• _Aim of the exercise_:
Reproduce everything from the start of the data down to and including the line that contains "373, 614, 495]", changing "data-label" to "value-label" and keeping all else the same.
== == ==
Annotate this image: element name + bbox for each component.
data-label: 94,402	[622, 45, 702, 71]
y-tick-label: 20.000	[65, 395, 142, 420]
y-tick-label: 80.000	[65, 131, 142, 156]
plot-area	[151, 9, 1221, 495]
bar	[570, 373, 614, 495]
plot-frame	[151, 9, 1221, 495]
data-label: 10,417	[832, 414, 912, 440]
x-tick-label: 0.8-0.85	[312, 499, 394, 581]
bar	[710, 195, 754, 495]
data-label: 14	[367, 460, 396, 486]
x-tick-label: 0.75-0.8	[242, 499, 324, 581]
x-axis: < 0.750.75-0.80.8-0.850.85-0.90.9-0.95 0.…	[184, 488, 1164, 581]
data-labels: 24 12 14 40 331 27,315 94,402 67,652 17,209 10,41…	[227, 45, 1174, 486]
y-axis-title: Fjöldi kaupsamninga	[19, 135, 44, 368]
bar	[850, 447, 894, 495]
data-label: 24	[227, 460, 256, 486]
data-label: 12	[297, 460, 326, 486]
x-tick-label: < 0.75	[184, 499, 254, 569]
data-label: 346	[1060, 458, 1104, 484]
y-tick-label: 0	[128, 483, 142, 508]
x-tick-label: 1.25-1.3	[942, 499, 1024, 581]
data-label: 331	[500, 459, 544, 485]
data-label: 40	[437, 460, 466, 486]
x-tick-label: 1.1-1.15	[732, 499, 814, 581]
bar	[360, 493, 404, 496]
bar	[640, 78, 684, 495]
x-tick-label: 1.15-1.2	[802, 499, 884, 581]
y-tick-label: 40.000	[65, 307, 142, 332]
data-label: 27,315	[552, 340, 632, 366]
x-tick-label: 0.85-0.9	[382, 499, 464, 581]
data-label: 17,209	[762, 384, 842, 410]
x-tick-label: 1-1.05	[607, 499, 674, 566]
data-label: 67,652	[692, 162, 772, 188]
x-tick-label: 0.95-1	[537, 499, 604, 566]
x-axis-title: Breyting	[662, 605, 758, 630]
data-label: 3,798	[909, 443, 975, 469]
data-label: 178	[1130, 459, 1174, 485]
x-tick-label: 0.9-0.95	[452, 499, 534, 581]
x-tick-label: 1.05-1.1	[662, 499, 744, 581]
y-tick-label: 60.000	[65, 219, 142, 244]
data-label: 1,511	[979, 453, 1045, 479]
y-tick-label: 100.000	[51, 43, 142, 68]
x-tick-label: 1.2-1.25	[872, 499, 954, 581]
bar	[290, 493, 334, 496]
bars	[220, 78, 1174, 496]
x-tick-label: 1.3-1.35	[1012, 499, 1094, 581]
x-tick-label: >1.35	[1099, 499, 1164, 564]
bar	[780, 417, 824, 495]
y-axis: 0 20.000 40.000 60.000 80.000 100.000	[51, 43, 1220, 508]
== == ==
• _Response to this exercise_:
Annotate this image: element name + bbox for each component.
value-label: 94,402	[622, 45, 702, 71]
y-tick-label: 20.000	[65, 395, 142, 420]
y-tick-label: 80.000	[65, 131, 142, 156]
plot-area	[151, 9, 1221, 495]
bar	[570, 373, 614, 495]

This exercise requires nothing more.